* [Problem]:
Copy out every line of the data exactly.
** START **
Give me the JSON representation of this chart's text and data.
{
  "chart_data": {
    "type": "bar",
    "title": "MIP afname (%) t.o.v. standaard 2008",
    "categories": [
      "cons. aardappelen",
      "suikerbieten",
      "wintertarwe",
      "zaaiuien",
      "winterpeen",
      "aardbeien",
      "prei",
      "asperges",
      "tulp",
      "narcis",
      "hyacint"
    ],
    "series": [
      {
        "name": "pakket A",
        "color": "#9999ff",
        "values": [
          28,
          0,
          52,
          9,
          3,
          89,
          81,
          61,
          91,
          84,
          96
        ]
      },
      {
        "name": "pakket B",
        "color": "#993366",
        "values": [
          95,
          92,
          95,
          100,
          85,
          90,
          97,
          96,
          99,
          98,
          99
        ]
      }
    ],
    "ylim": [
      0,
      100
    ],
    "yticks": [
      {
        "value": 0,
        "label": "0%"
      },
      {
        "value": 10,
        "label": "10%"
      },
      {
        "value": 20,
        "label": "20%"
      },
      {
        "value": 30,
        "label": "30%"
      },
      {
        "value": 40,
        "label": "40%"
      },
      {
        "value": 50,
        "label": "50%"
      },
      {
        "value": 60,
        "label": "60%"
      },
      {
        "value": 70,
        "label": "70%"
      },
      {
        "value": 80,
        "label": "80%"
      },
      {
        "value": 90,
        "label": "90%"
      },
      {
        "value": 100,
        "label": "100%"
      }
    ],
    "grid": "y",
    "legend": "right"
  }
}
** END **
* [Response to the task]:
Give me the JSON representation of this chart's text and data.
{
  "chart_data": {
    "type": "bar",
    "title": "MIP afname (%) t.o.v. standaard 2008",
    "categories": [
      "cons. aardappelen",
      "suikerbieten",
      "wintertarwe",
      "zaaiuien",
      "winterpeen",
      "aardbeien",
      "prei",
      "asperges",
      "tulp",
      "narcis",
      "hyacint"
    ],
    "series": [
      {
        "name": "pakket A",
        "color": "#9999ff",
        "values": [
          28,
          0,
          52,
          9,
          3,
          89,
          81,
          61,
          91,
          84,
          96
        ]
      },
      {
        "name": "pakket B",
        "color": "#993366",
        "values": [
          95,
          92,
          95,
          100,
          85,
          90,
          97,
          96,
          99,
          98,
          99
        ]
      }
    ],
    "ylim": [
      0,
      100
    ],
    "yticks": [
      {
        "value": 0,
        "label": "0%"
      },
      {
        "value": 10,
        "label": "10%"
      },
      {
        "value": 20,
        "label": "20%"
      },
      {
        "value": 30,
        "label": "30%"
      },
      {
        "value": 40,
        "label": "40%"
      },
      {
        "value": 50,
        "label": "50%"
      },
      {
        "value": 60,
        "label": "60%"
      },
      {
        "value": 70,
        "label": "70%"
      },
      {
        "value": 80,
        "label": "80%"
      },
      {
        "value": 90,
        "label": "90%"
      },
      {
        "value": 100,
        "label": "100%"
      }
    ],
    "grid": "y",
    "legend": "right"
  }
}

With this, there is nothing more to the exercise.